>> BEGIN Information given

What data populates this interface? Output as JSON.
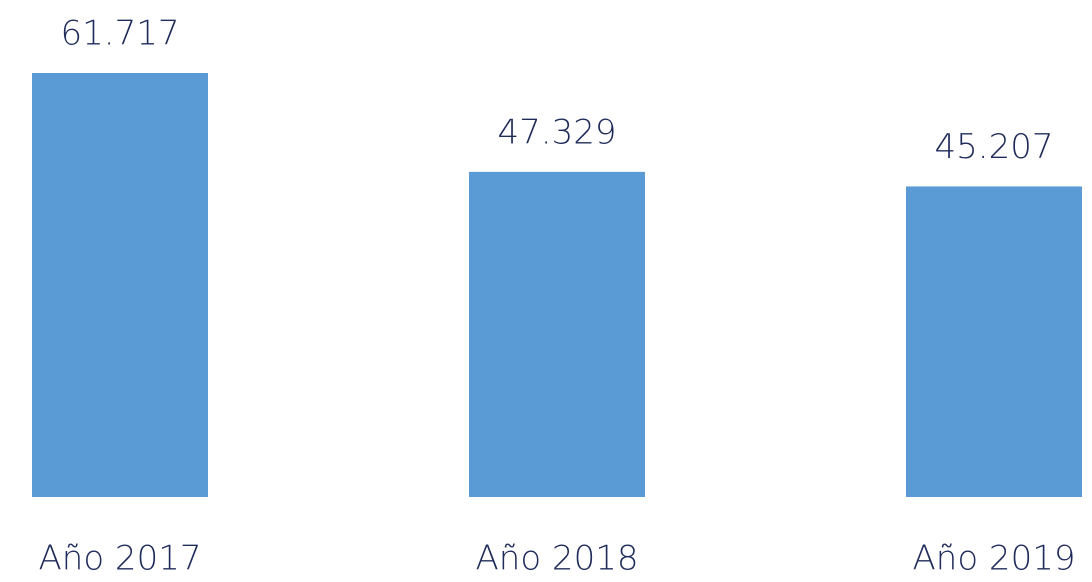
{
  "chart_data": {
    "type": "bar",
    "categories": [
      "Año 2017",
      "Año 2018",
      "Año 2019"
    ],
    "values": [
      61717,
      47329,
      45207
    ],
    "value_labels": [
      "61.717",
      "47.329",
      "45.207"
    ],
    "color": "#5b9bd5"
  }
}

>> END Information given

The problem:
Reproduce each entry precisely. Leave the pictures out.

Complete answer:
What data populates this interface? Output as JSON.
{
  "chart_data": {
    "type": "bar",
    "categories": [
      "Año 2017",
      "Año 2018",
      "Año 2019"
    ],
    "values": [
      61717,
      47329,
      45207
    ],
    "value_labels": [
      "61.717",
      "47.329",
      "45.207"
    ],
    "color": "#5b9bd5"
  }
}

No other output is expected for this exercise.